— Start of Record extracts —
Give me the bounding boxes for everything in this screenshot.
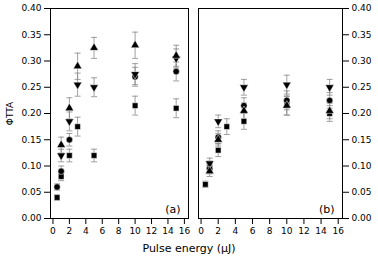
- svg-text:0.15: 0.15: [21, 135, 41, 145]
- svg-text:0.25: 0.25: [21, 82, 41, 92]
- svg-text:2: 2: [67, 226, 73, 236]
- svg-text:0.35: 0.35: [21, 30, 41, 40]
- svg-text:0.40: 0.40: [352, 3, 372, 13]
- svg-text:0.35: 0.35: [352, 30, 372, 40]
- svg-text:(b): (b): [319, 203, 335, 216]
- svg-text:(a): (a): [165, 203, 180, 216]
- svg-text:0.10: 0.10: [352, 161, 372, 171]
- html-text:Pulse energy (μJ): Pulse energy (μJ): [142, 242, 236, 255]
- svg-text:16: 16: [332, 226, 344, 236]
- svg-text:0.00: 0.00: [21, 213, 41, 223]
- svg-text:8: 8: [116, 226, 122, 236]
- svg-text:0.10: 0.10: [21, 161, 41, 171]
- svg-text:0.30: 0.30: [21, 56, 41, 66]
- svg-text:0.05: 0.05: [352, 187, 372, 197]
- svg-text:12: 12: [146, 226, 157, 236]
- svg-text:0.00: 0.00: [352, 213, 372, 223]
- svg-text:16: 16: [179, 226, 191, 236]
- svg-text:0.30: 0.30: [352, 56, 372, 66]
- svg-text:0.15: 0.15: [352, 135, 372, 145]
- svg-text:14: 14: [315, 226, 327, 236]
- svg-text:0: 0: [198, 226, 204, 236]
- svg-text:ΦTTA: ΦTTA: [5, 101, 15, 125]
- svg-text:10: 10: [281, 226, 293, 236]
- svg-text:12: 12: [298, 226, 309, 236]
- svg-text:6: 6: [250, 226, 256, 236]
- svg-text:6: 6: [99, 226, 105, 236]
- svg-text:0.20: 0.20: [21, 108, 41, 118]
- svg-text:0.20: 0.20: [352, 108, 372, 118]
- svg-text:10: 10: [129, 226, 141, 236]
- svg-text:0: 0: [50, 226, 56, 236]
- svg-text:2: 2: [215, 226, 221, 236]
- svg-text:14: 14: [162, 226, 174, 236]
- svg-text:0.05: 0.05: [21, 187, 41, 197]
- svg-text:0.40: 0.40: [21, 3, 41, 13]
- svg-text:8: 8: [267, 226, 273, 236]
- svg-text:4: 4: [83, 226, 89, 236]
- svg-text:0.25: 0.25: [352, 82, 372, 92]
- svg-text:4: 4: [232, 226, 238, 236]
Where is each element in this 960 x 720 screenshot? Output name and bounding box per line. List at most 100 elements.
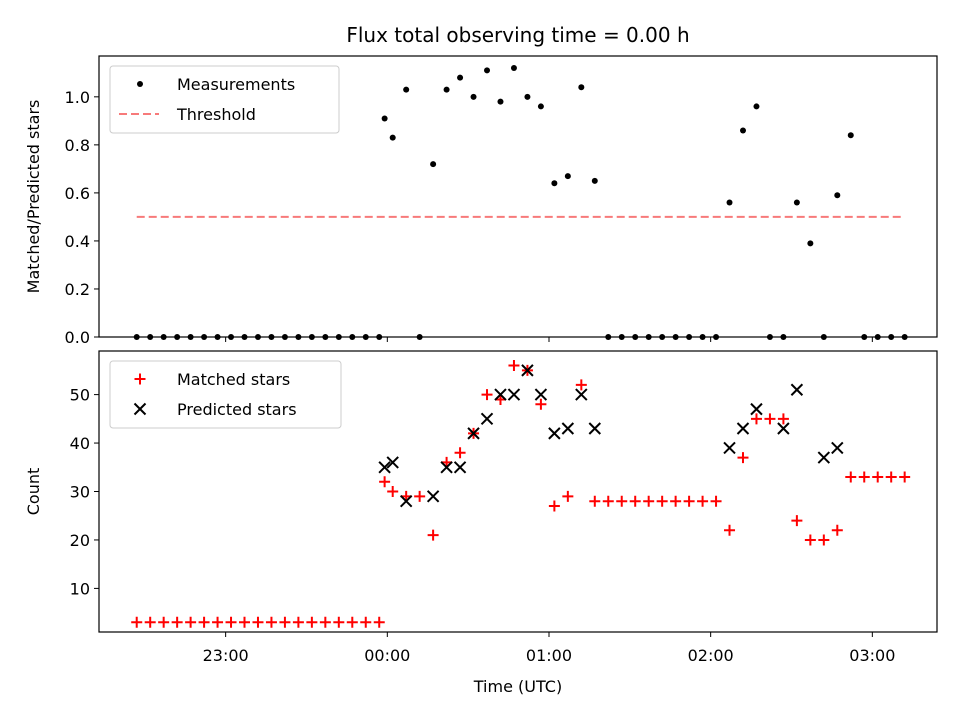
measurement-point <box>349 334 356 340</box>
x-tick-label: 01:00 <box>526 646 572 665</box>
y-tick-label: 10 <box>70 579 90 598</box>
predicted-point <box>507 388 521 401</box>
matched-point <box>279 616 291 628</box>
figure-title: Flux total observing time = 0.00 h <box>346 23 689 47</box>
predicted-point <box>831 441 844 455</box>
legend-matched-swatch <box>134 373 146 385</box>
matched-point <box>158 616 170 628</box>
matched-point <box>198 616 210 628</box>
matched-point <box>346 616 358 628</box>
predicted-point <box>723 441 736 455</box>
matched-point <box>427 529 439 541</box>
matched-point <box>602 495 614 507</box>
predicted-point <box>548 427 561 440</box>
predicted-point <box>736 422 750 435</box>
measurement-point <box>861 334 868 340</box>
measurement-point <box>874 334 881 340</box>
measurement-point <box>381 115 388 122</box>
predicted-point <box>575 388 588 401</box>
measurement-point <box>713 334 720 340</box>
measurement-point <box>403 86 410 93</box>
matched-point <box>683 495 695 507</box>
matched-point <box>616 495 628 507</box>
matched-point <box>697 495 709 507</box>
matched-point <box>319 616 331 628</box>
y-tick-label: 1.0 <box>65 88 90 107</box>
predicted-point <box>440 461 453 474</box>
measurement-point <box>766 334 773 340</box>
measurement-point <box>618 334 625 340</box>
measurement-point <box>578 84 585 91</box>
measurement-point <box>160 334 167 340</box>
matched-point <box>629 495 641 507</box>
measurement-point <box>322 334 329 340</box>
matched-point <box>562 490 574 502</box>
measurement-point <box>659 334 666 340</box>
matched-point <box>804 534 816 546</box>
y-tick-label: 40 <box>70 434 90 453</box>
y-tick-label: 20 <box>70 531 90 550</box>
predicted-point <box>561 422 575 435</box>
matched-point <box>252 616 264 628</box>
measurement-point <box>147 334 154 340</box>
plot-area <box>131 360 911 628</box>
predicted-point <box>494 388 507 401</box>
predicted-point <box>467 427 480 440</box>
matched-point <box>885 471 897 483</box>
matched-point <box>131 616 143 628</box>
measurement-point <box>605 334 612 340</box>
measurement-point <box>524 93 531 100</box>
matched-point <box>379 476 391 488</box>
legend-box <box>109 360 342 429</box>
predicted-point <box>386 456 399 469</box>
measurement-point <box>484 67 491 74</box>
measurement-point <box>793 199 800 206</box>
measurement-point <box>268 334 275 340</box>
matched-point <box>737 452 749 464</box>
measurement-point <box>133 334 140 340</box>
x-tick-label: 02:00 <box>688 646 734 665</box>
legend-box <box>109 65 340 134</box>
matched-point <box>589 495 601 507</box>
measurement-point <box>430 161 437 168</box>
count-panel: 10 20 30 40 50 23:00 00:00 01:00 02:00 03:00 Count… <box>24 350 938 696</box>
measurement-point <box>281 334 288 340</box>
matched-point <box>144 616 156 628</box>
matched-point <box>508 360 520 372</box>
predicted-point <box>521 364 534 377</box>
y-tick-label: 0.8 <box>65 136 90 155</box>
measurement-point <box>672 334 679 340</box>
matched-point <box>764 413 776 425</box>
matched-point <box>548 500 560 512</box>
predicted-point <box>399 494 413 508</box>
matched-point <box>239 616 251 628</box>
measurement-point <box>228 334 235 340</box>
x-tick-label: 00:00 <box>364 646 410 665</box>
x-axis-label: Time (UTC) <box>473 677 562 696</box>
measurement-point <box>834 192 841 199</box>
matched-point <box>724 524 736 536</box>
matched-point <box>306 616 318 628</box>
measurement-point <box>416 334 423 340</box>
predicted-point <box>453 461 467 474</box>
y-axis-label: Count <box>24 468 43 516</box>
predicted-point <box>790 383 804 396</box>
measurement-point <box>753 103 760 110</box>
matched-point <box>212 616 224 628</box>
measurement-point <box>564 173 571 180</box>
legend-label: Matched stars <box>177 370 290 389</box>
measurement-point <box>726 199 733 206</box>
measurement-point <box>591 177 598 184</box>
plot-area <box>133 65 908 340</box>
measurement-point <box>699 334 706 340</box>
y-tick-label: 0.4 <box>65 232 90 251</box>
legend-predicted-swatch <box>133 402 147 416</box>
axes-frame <box>98 55 938 338</box>
matched-point <box>656 495 668 507</box>
matched-point <box>265 616 277 628</box>
matched-point <box>872 471 884 483</box>
matched-point <box>387 486 399 497</box>
legend-label: Measurements <box>177 75 295 94</box>
measurement-point <box>214 334 221 340</box>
— End of Record extracts —
• Task instructions
Convert every line of the records above into a JSON list of strings, one string per line, skipping any blank lines. Leave the pictures out.

• Reply
[
  "Give me the bounding boxes for everything in this screenshot.",
  "- svg-text:0.15: 0.15: [21, 135, 41, 145]",
  "- svg-text:0.25: 0.25: [21, 82, 41, 92]",
  "- svg-text:2: 2: [67, 226, 73, 236]",
  "- svg-text:0.35: 0.35: [21, 30, 41, 40]",
  "- svg-text:0.40: 0.40: [352, 3, 372, 13]",
  "- svg-text:0.35: 0.35: [352, 30, 372, 40]",
  "- svg-text:(b): (b): [319, 203, 335, 216]",
  "- svg-text:(a): (a): [165, 203, 180, 216]",
  "- svg-text:0.10: 0.10: [352, 161, 372, 171]",
  "- html-text:Pulse energy (μJ): Pulse energy (μJ): [142, 242, 236, 255]",
  "- svg-text:16: 16: [332, 226, 344, 236]",
  "- svg-text:0.00: 0.00: [21, 213, 41, 223]",
  "- svg-text:8: 8: [116, 226, 122, 236]",
  "- svg-text:0.10: 0.10: [21, 161, 41, 171]",
  "- svg-text:0.30: 0.30: [21, 56, 41, 66]",
  "- svg-text:0.05: 0.05: [352, 187, 372, 197]",
  "- svg-text:12: 12: [146, 226, 157, 236]",
  "- svg-text:0.00: 0.00: [352, 213, 372, 223]",
  "- svg-text:16: 16: [179, 226, 191, 236]",
  "- svg-text:0.30: 0.30: [352, 56, 372, 66]",
  "- svg-text:0.15: 0.15: [352, 135, 372, 145]",
  "- svg-text:14: 14: [315, 226, 327, 236]",
  "- svg-text:0: 0: [198, 226, 204, 236]",
  "- svg-text:ΦTTA: ΦTTA: [5, 101, 15, 125]",
  "- svg-text:10: 10: [281, 226, 293, 236]",
  "- svg-text:12: 12: [298, 226, 309, 236]",
  "- svg-text:6: 6: [250, 226, 256, 236]",
  "- svg-text:6: 6: [99, 226, 105, 236]",
  "- svg-text:0.20: 0.20: [21, 108, 41, 118]",
  "- svg-text:0.20: 0.20: [352, 108, 372, 118]",
  "- svg-text:10: 10: [129, 226, 141, 236]",
  "- svg-text:0: 0: [50, 226, 56, 236]",
  "- svg-text:2: 2: [215, 226, 221, 236]",
  "- svg-text:14: 14: [162, 226, 174, 236]",
  "- svg-text:0.05: 0.05: [21, 187, 41, 197]",
  "- svg-text:0.40: 0.40: [21, 3, 41, 13]",
  "- svg-text:8: 8: [267, 226, 273, 236]",
  "- svg-text:4: 4: [83, 226, 89, 236]",
  "- svg-text:0.25: 0.25: [352, 82, 372, 92]",
  "- svg-text:4: 4: [232, 226, 238, 236]",
  "Where is each element in this 960 x 720 screenshot? Output name and bounding box per line. List at most 100 elements.",
  "measurement-point <box>349 334 356 340</box>",
  "x-tick-label: 01:00 <box>526 646 572 665</box>",
  "y-tick-label: 10 <box>70 579 90 598</box>",
  "predicted-point <box>507 388 521 401</box>",
  "matched-point <box>279 616 291 628</box>",
  "figure-title: Flux total observing time = 0.00 h <box>346 23 689 47</box>",
  "predicted-point <box>831 441 844 455</box>",
  "legend-matched-swatch <box>134 373 146 385</box>",
  "matched-point <box>158 616 170 628</box>",
  "matched-point <box>198 616 210 628</box>",
  "matched-point <box>346 616 358 628</box>",
  "predicted-point <box>723 441 736 455</box>",
  "matched-point <box>427 529 439 541</box>",
  "matched-point <box>602 495 614 507</box>",
  "predicted-point <box>548 427 561 440</box>",
  "predicted-point <box>736 422 750 435</box>",
  "measurement-point <box>861 334 868 340</box>",
  "measurement-point <box>874 334 881 340</box>",
  "measurement-point <box>381 115 388 122</box>",
  "predicted-point <box>575 388 588 401</box>",
  "measurement-point <box>713 334 720 340</box>",
  "measurement-point <box>403 86 410 93</box>",
  "matched-point <box>683 495 695 507</box>",
  "matched-point <box>616 495 628 507</box>",
  "matched-point <box>697 495 709 507</box>",
  "matched-point <box>319 616 331 628</box>",
  "y-tick-label: 1.0 <box>65 88 90 107</box>",
  "predicted-point <box>440 461 453 474</box>",
  "measurement-point <box>766 334 773 340</box>",
  "measurement-point <box>618 334 625 340</box>",
  "measurement-point <box>578 84 585 91</box>",
  "measurement-point <box>160 334 167 340</box>",
  "matched-point <box>629 495 641 507</box>",
  "measurement-point <box>322 334 329 340</box>",
  "matched-point <box>562 490 574 502</box>",
  "measurement-point <box>659 334 666 340</box>",
  "matched-point <box>804 534 816 546</box>",
  "y-tick-label: 40 <box>70 434 90 453</box>",
  "y-tick-label: 20 <box>70 531 90 550</box>",
  "predicted-point <box>561 422 575 435</box>",
  "matched-point <box>252 616 264 628</box>",
  "measurement-point <box>147 334 154 340</box>",
  "plot-area <box>131 360 911 628</box>",
  "predicted-point <box>494 388 507 401</box>",
  "predicted-point <box>467 427 480 440</box>",
  "matched-point <box>885 471 897 483</box>",
  "matched-point <box>131 616 143 628</box>",
  "measurement-point <box>605 334 612 340</box>",
  "measurement-point <box>524 93 531 100</box>",
  "matched-point <box>379 476 391 488</box>",
  "legend-box <box>109 360 342 429</box>",
  "predicted-point <box>386 456 399 469</box>",
  "measurement-point <box>484 67 491 74</box>",
  "measurement-point <box>793 199 800 206</box>",
  "measurement-point <box>268 334 275 340</box>",
  "matched-point <box>737 452 749 464</box>",
  "measurement-point <box>133 334 140 340</box>",
  "x-tick-label: 02:00 <box>688 646 734 665</box>",
  "legend-box <box>109 65 340 134</box>",
  "matched-point <box>589 495 601 507</box>",
  "measurement-point <box>430 161 437 168</box>",
  "count-panel: 10 20 30 40 50 23:00 00:00 01:00 02:00 03:00 Count… <box>24 350 938 696</box>",
  "measurement-point <box>281 334 288 340</box>",
  "matched-point <box>144 616 156 628</box>",
  "matched-point <box>508 360 520 372</box>",
  "predicted-point <box>521 364 534 377</box>",
  "y-tick-label: 0.8 <box>65 136 90 155</box>",
  "measurement-point <box>672 334 679 340</box>",
  "matched-point <box>764 413 776 425</box>",
  "matched-point <box>548 500 560 512</box>",
  "predicted-point <box>399 494 413 508</box>",
  "matched-point <box>239 616 251 628</box>",
  "measurement-point <box>228 334 235 340</box>",
  "x-tick-label: 00:00 <box>364 646 410 665</box>",
  "x-axis-label: Time (UTC) <box>473 677 562 696</box>",
  "measurement-point <box>834 192 841 199</box>",
  "matched-point <box>724 524 736 536</box>",
  "matched-point <box>306 616 318 628</box>",
  "measurement-point <box>416 334 423 340</box>",
  "predicted-point <box>453 461 467 474</box>",
  "y-axis-label: Count <box>24 468 43 516</box>",
  "predicted-point <box>790 383 804 396</box>",
  "measurement-point <box>753 103 760 110</box>",
  "matched-point <box>212 616 224 628</box>",
  "measurement-point <box>564 173 571 180</box>",
  "legend-label: Matched stars <box>177 370 290 389</box>",
  "measurement-point <box>726 199 733 206</box>",
  "measurement-point <box>591 177 598 184</box>",
  "plot-area <box>133 65 908 340</box>",
  "measurement-point <box>699 334 706 340</box>",
  "y-tick-label: 0.4 <box>65 232 90 251</box>",
  "legend-predicted-swatch <box>133 402 147 416</box>",
  "axes-frame <box>98 55 938 338</box>",
  "matched-point <box>656 495 668 507</box>",
  "matched-point <box>265 616 277 628</box>",
  "matched-point <box>872 471 884 483</box>",
  "matched-point <box>387 486 399 497</box>",
  "legend-label: Measurements <box>177 75 295 94</box>",
  "measurement-point <box>214 334 221 340</box>"
]